Extracted records:

((

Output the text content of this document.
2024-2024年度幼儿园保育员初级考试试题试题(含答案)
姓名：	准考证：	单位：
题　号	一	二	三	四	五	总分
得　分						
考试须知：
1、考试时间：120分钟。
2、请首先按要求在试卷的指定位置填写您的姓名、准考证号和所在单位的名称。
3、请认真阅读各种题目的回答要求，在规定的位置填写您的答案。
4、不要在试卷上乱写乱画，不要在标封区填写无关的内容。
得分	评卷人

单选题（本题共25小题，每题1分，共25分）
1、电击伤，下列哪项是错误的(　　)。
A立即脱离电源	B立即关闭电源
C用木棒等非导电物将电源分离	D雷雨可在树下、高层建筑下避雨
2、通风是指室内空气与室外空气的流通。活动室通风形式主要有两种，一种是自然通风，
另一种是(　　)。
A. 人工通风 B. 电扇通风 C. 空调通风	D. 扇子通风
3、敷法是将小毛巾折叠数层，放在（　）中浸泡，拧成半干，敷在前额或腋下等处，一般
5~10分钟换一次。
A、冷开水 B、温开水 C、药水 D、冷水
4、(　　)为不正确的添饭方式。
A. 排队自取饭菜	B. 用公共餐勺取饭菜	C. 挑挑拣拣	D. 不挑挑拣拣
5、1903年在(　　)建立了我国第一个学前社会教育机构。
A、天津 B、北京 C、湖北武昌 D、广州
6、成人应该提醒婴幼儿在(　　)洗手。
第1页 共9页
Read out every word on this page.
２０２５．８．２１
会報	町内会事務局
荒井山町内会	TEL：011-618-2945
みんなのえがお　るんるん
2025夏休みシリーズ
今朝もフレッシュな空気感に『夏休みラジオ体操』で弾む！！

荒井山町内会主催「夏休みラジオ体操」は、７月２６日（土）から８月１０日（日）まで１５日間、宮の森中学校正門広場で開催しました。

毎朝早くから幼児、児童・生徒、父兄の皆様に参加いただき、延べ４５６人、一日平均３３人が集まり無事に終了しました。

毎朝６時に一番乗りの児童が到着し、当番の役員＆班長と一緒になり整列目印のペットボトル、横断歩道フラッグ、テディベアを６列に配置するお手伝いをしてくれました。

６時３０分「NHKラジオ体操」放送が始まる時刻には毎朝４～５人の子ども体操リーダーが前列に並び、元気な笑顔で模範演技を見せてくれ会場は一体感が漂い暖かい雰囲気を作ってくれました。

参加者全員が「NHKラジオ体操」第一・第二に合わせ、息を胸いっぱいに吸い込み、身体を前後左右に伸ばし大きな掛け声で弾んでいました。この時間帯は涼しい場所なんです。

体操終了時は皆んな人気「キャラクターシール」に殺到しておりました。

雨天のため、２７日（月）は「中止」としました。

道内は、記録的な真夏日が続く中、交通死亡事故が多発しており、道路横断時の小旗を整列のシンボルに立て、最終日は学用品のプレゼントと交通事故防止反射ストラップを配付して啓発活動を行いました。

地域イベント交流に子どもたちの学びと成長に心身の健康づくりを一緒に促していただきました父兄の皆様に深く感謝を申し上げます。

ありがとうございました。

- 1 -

))

Repeat every record, exactly as written.

Answer to this exercise ::
Output the text content of this document.
2024-2024年度幼儿园保育员初级考试试题试题(含答案)
姓名：	准考证：	单位：
题　号	一	二	三	四	五	总分
得　分						
考试须知：
1、考试时间：120分钟。
2、请首先按要求在试卷的指定位置填写您的姓名、准考证号和所在单位的名称。
3、请认真阅读各种题目的回答要求，在规定的位置填写您的答案。
4、不要在试卷上乱写乱画，不要在标封区填写无关的内容。
得分	评卷人

单选题（本题共25小题，每题1分，共25分）
1、电击伤，下列哪项是错误的(　　)。
A立即脱离电源	B立即关闭电源
C用木棒等非导电物将电源分离	D雷雨可在树下、高层建筑下避雨
2、通风是指室内空气与室外空气的流通。活动室通风形式主要有两种，一种是自然通风，
另一种是(　　)。
A. 人工通风 B. 电扇通风 C. 空调通风	D. 扇子通风
3、敷法是将小毛巾折叠数层，放在（　）中浸泡，拧成半干，敷在前额或腋下等处，一般
5~10分钟换一次。
A、冷开水 B、温开水 C、药水 D、冷水
4、(　　)为不正确的添饭方式。
A. 排队自取饭菜	B. 用公共餐勺取饭菜	C. 挑挑拣拣	D. 不挑挑拣拣
5、1903年在(　　)建立了我国第一个学前社会教育机构。
A、天津 B、北京 C、湖北武昌 D、广州
6、成人应该提醒婴幼儿在(　　)洗手。
第1页 共9页
Read out every word on this page.
２０２５．８．２１
会報	町内会事務局
荒井山町内会	TEL：011-618-2945
みんなのえがお　るんるん
2025夏休みシリーズ
今朝もフレッシュな空気感に『夏休みラジオ体操』で弾む！！

荒井山町内会主催「夏休みラジオ体操」は、７月２６日（土）から８月１０日（日）まで１５日間、宮の森中学校正門広場で開催しました。

毎朝早くから幼児、児童・生徒、父兄の皆様に参加いただき、延べ４５６人、一日平均３３人が集まり無事に終了しました。

毎朝６時に一番乗りの児童が到着し、当番の役員＆班長と一緒になり整列目印のペットボトル、横断歩道フラッグ、テディベアを６列に配置するお手伝いをしてくれました。

６時３０分「NHKラジオ体操」放送が始まる時刻には毎朝４～５人の子ども体操リーダーが前列に並び、元気な笑顔で模範演技を見せてくれ会場は一体感が漂い暖かい雰囲気を作ってくれました。

参加者全員が「NHKラジオ体操」第一・第二に合わせ、息を胸いっぱいに吸い込み、身体を前後左右に伸ばし大きな掛け声で弾んでいました。この時間帯は涼しい場所なんです。

体操終了時は皆んな人気「キャラクターシール」に殺到しておりました。

雨天のため、２７日（月）は「中止」としました。

道内は、記録的な真夏日が続く中、交通死亡事故が多発しており、道路横断時の小旗を整列のシンボルに立て、最終日は学用品のプレゼントと交通事故防止反射ストラップを配付して啓発活動を行いました。

地域イベント交流に子どもたちの学びと成長に心身の健康づくりを一緒に促していただきました父兄の皆様に深く感謝を申し上げます。

ありがとうございました。

- 1 -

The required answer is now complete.